** BEGIN Recorded data **

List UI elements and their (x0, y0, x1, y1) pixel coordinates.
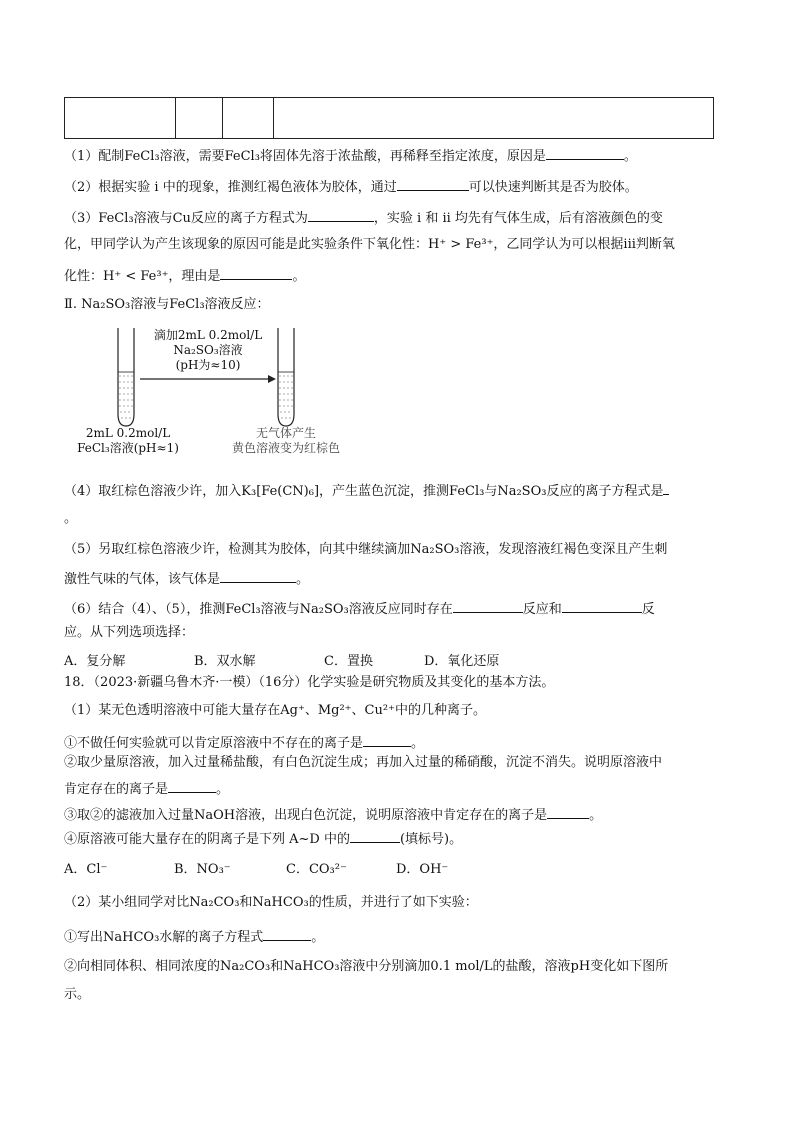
text: 反应和 (522, 602, 562, 617)
option-d: D．氧化还原 (424, 654, 500, 669)
text: 肯定存在的离子是 (64, 782, 169, 797)
q18-sub4 (64, 828, 462, 849)
text: ，实验 i 和 ii 均先有气体生成，后有溶液颜色的变 (373, 211, 663, 226)
answer-blank (663, 480, 669, 495)
caption-line: 无气体产生 (255, 426, 316, 440)
answer-blank (220, 568, 296, 583)
q18-part2: （2）某小组同学对比Na₂CO₃和NaHCO₃的性质，并进行了如下实验： (64, 895, 478, 910)
left-tube-caption (70, 426, 186, 456)
q17-part3-line1 (64, 207, 663, 228)
table-cell (223, 98, 274, 139)
text: ①不做任何实验就可以肯定原溶液中不存在的离子是 (64, 736, 364, 751)
q18-part2-sub1 (64, 926, 324, 947)
option-a: A．复分解 (64, 654, 126, 669)
table-fragment (64, 97, 714, 139)
q17-part3-line2: 化，甲同学认为产生该现象的原因可能是此实验条件下氧化性：H⁺ > Fe³⁺，乙同学认为可以根据iii判断氧 (64, 237, 675, 252)
left-test-tube (118, 328, 134, 426)
q18-sub1 (64, 732, 424, 753)
q17-part6-line2: 应。从下列选项选择： (64, 625, 195, 640)
option-c: C．置换 (324, 654, 373, 669)
text: （2）根据实验 i 中的现象，推测红褐色液体为胶体，通过 (64, 180, 397, 195)
right-test-tube (278, 328, 294, 426)
table-cell (65, 98, 176, 139)
q17-part5-line1: （5）另取红棕色溶液少许，检测其为胶体，向其中继续滴加Na₂SO₃溶液，发现溶液红褐色变深且产生刺 (64, 542, 668, 557)
option-b: B．双水解 (194, 654, 256, 669)
text: 。 (216, 782, 230, 797)
table-cell (176, 98, 223, 139)
q18-part2-sub2-line1: ②向相同体积、相同浓度的Na₂CO₃和NaHCO₃溶液中分别滴加0.1 mol/L的盐酸，溶液pH变化如下图所 (64, 959, 669, 974)
option-b: B．NO₃⁻ (174, 862, 231, 877)
text: ①写出NaHCO₃水解的离子方程式 (64, 930, 264, 945)
q17-part2 (64, 176, 638, 197)
text: ④原溶液可能大量存在的阴离子是下列 A~D 中的 (64, 832, 350, 847)
text: 。 (589, 808, 603, 823)
q18-sub2-line2 (64, 778, 229, 799)
arrow (140, 375, 276, 383)
caption-line: 2mL 0.2mol/L (85, 426, 171, 440)
text: 。 (311, 930, 325, 945)
right-tube-caption (220, 426, 352, 456)
q18-sub2-line1: ②取少量原溶液，加入过量稀盐酸，有白色沉淀生成；再加入过量的稀硝酸，沉淀不消失。说明原溶液中 (64, 755, 663, 770)
answer-blank (363, 732, 411, 747)
text: 。 (296, 572, 310, 587)
text: 。 (411, 736, 425, 751)
option-c: C．CO₃²⁻ (286, 862, 347, 877)
section-heading-ii: Ⅱ. Na₂SO₃溶液与FeCl₃溶液反应： (64, 297, 270, 312)
text: 。 (292, 269, 306, 284)
table-cell (274, 98, 714, 139)
arrow-caption (150, 328, 266, 373)
caption-line: 滴加2mL 0.2mol/L (153, 328, 263, 342)
text: 反 (641, 602, 655, 617)
answer-blank (220, 265, 292, 280)
answer-blank (168, 778, 216, 793)
q18-sub3 (64, 804, 602, 825)
option-d: D．OH⁻ (396, 862, 449, 877)
text: 化性：H⁺ < Fe³⁺，理由是 (64, 269, 221, 284)
q17-part1 (64, 145, 637, 166)
answer-blank (562, 598, 642, 613)
text: （6）结合（4）、（5），推测FeCl₃溶液与Na₂SO₃溶液反应同时存在 (64, 602, 453, 617)
q18-heading: 18．（2023·新疆乌鲁木齐·一模）（16分）化学实验是研究物质及其变化的基本方法。 (64, 675, 555, 690)
q17-part4-line1 (64, 480, 669, 501)
q18-part1: （1）某无色透明溶液中可能大量存在Ag⁺、Mg²⁺、Cu²⁺中的几种离子。 (64, 703, 486, 718)
answer-blank (546, 145, 624, 160)
text: 激性气味的气体，该气体是 (64, 572, 221, 587)
caption-line: (pH为≈10) (175, 358, 241, 372)
caption-line: 黄色溶液变为红棕色 (231, 441, 340, 455)
answer-blank (308, 207, 374, 222)
q17-part3-line3 (64, 265, 305, 286)
text: （4）取红棕色溶液少许，加入K₃[Fe(CN)₆]，产生蓝色沉淀，推测FeCl₃与Na₂SO₃反应的离子方程式是 (64, 484, 664, 499)
text: ③取②的滤液加入过量NaOH溶液，出现白色沉淀，说明原溶液中肯定存在的离子是 (64, 808, 548, 823)
answer-blank (350, 828, 400, 843)
text: （1）配制FeCl₃溶液，需要FeCl₃将固体先溶于浓盐酸，再稀释至指定浓度，原因是 (64, 149, 546, 164)
answer-blank (263, 926, 311, 941)
q18-part2-sub2-line2: 示。 (64, 987, 91, 1002)
answer-blank (453, 598, 523, 613)
answer-blank (547, 804, 589, 819)
caption-line: Na₂SO₃溶液 (173, 343, 243, 357)
q17-part6-line1 (64, 598, 655, 619)
text: 。 (623, 149, 637, 164)
q17-part4-line2: 。 (64, 511, 78, 526)
text: （3）FeCl₃溶液与Cu反应的离子方程式为 (64, 211, 308, 226)
q17-part5-line2 (64, 568, 309, 589)
answer-blank (397, 176, 469, 191)
text: 可以快速判断其是否为胶体。 (468, 180, 638, 195)
option-a: A．Cl⁻ (64, 862, 108, 877)
experiment-figure (70, 322, 410, 462)
caption-line: FeCl₃溶液(pH≈1) (77, 441, 179, 455)
text: (填标号)。 (399, 832, 463, 847)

** END Recorded data **

What is asked
Copy out the lines from the one containing "text: 反应和 (522, 602, 562, 617)" through the one containing "answer-blank (220, 568, 296, 583)", character for character.

Solution for this task
text: 反应和 (522, 602, 562, 617)
option-d: D．氧化还原 (424, 654, 500, 669)
text: 肯定存在的离子是 (64, 782, 169, 797)
q18-sub4 (64, 828, 462, 849)
text: ，实验 i 和 ii 均先有气体生成，后有溶液颜色的变 (373, 211, 663, 226)
answer-blank (663, 480, 669, 495)
caption-line: 无气体产生 (255, 426, 316, 440)
answer-blank (220, 568, 296, 583)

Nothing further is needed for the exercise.